**WHAT NEEDS TO BE DONE**
Extract from the listing each line in which the word "document" appears.

**INFORMATION PROVIDED**
= = = = = = =

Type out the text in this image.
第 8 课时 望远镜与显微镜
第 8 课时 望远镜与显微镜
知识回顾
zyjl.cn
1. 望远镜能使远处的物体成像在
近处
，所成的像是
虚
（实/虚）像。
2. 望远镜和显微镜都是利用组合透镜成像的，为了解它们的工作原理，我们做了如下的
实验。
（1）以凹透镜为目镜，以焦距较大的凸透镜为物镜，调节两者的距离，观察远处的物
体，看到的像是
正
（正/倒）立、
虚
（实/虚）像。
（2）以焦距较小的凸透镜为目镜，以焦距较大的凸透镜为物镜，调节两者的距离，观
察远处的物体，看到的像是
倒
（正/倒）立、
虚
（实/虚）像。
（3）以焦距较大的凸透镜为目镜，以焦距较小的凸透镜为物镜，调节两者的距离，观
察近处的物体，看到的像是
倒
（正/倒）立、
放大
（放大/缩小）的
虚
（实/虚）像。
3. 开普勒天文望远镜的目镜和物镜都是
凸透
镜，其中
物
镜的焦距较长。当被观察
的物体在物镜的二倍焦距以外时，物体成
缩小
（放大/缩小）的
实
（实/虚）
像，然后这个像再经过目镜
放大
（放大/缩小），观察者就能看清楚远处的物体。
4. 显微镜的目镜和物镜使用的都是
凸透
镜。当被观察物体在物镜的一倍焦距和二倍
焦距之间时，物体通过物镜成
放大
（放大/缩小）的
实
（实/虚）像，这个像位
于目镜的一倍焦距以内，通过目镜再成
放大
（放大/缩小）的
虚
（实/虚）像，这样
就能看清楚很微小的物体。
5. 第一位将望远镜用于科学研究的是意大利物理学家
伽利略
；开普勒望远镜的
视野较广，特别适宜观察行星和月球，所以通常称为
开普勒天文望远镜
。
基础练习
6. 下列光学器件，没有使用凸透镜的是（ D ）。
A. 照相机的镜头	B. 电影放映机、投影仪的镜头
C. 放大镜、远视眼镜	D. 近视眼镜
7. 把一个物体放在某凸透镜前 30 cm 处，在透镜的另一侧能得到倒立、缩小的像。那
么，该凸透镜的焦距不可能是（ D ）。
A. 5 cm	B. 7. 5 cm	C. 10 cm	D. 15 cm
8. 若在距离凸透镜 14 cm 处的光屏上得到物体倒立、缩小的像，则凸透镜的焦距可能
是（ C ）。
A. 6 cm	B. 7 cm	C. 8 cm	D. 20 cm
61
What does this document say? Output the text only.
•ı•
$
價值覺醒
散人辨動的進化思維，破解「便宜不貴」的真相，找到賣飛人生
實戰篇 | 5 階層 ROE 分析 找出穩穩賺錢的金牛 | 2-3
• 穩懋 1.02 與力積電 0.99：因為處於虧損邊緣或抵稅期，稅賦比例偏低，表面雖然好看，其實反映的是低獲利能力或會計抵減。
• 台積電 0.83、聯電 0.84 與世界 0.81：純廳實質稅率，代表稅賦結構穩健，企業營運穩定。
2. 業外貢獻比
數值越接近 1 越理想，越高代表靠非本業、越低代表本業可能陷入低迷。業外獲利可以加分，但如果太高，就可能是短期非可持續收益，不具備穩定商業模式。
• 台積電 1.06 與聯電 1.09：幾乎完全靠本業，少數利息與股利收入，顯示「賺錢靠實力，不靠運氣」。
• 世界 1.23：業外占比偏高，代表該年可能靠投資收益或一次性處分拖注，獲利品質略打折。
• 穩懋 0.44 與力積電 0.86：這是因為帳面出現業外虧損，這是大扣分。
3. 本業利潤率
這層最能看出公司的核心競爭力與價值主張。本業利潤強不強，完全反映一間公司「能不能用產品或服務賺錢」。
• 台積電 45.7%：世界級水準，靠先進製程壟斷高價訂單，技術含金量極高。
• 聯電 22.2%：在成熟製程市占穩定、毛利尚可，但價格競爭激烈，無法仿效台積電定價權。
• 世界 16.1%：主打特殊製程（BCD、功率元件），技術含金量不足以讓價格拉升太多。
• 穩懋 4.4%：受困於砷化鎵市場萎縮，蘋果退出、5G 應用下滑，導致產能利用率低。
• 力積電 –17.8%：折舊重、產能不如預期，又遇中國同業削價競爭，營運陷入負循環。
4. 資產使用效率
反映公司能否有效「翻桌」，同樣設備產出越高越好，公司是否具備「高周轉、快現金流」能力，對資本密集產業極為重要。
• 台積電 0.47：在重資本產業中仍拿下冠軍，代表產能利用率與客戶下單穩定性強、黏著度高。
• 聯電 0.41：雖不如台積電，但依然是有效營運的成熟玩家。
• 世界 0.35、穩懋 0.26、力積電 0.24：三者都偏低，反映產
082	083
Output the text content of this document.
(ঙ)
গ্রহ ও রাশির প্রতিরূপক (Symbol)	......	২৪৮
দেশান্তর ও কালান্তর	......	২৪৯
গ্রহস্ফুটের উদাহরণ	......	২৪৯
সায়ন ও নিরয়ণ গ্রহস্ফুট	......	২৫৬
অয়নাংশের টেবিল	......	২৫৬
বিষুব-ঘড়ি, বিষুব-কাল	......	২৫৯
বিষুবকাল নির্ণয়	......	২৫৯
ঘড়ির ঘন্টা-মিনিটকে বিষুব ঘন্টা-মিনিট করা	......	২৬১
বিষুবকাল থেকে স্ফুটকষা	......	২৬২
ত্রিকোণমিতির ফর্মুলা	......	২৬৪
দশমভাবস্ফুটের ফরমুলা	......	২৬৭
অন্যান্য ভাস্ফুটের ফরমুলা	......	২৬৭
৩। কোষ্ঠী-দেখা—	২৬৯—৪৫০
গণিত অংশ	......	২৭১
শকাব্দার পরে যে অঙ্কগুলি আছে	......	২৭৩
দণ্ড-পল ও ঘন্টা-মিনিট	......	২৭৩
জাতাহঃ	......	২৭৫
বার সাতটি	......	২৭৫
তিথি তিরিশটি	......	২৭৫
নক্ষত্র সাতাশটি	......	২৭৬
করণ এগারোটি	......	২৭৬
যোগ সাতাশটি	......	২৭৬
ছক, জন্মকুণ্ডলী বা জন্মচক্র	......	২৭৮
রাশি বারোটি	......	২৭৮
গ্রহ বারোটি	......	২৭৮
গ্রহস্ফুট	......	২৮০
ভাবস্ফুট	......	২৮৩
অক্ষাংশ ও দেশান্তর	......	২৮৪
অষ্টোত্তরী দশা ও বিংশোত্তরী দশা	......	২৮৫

= = = = = = =

**SOLVED PROBLEM**
What does this document say? Output the text only.
Output the text content of this document.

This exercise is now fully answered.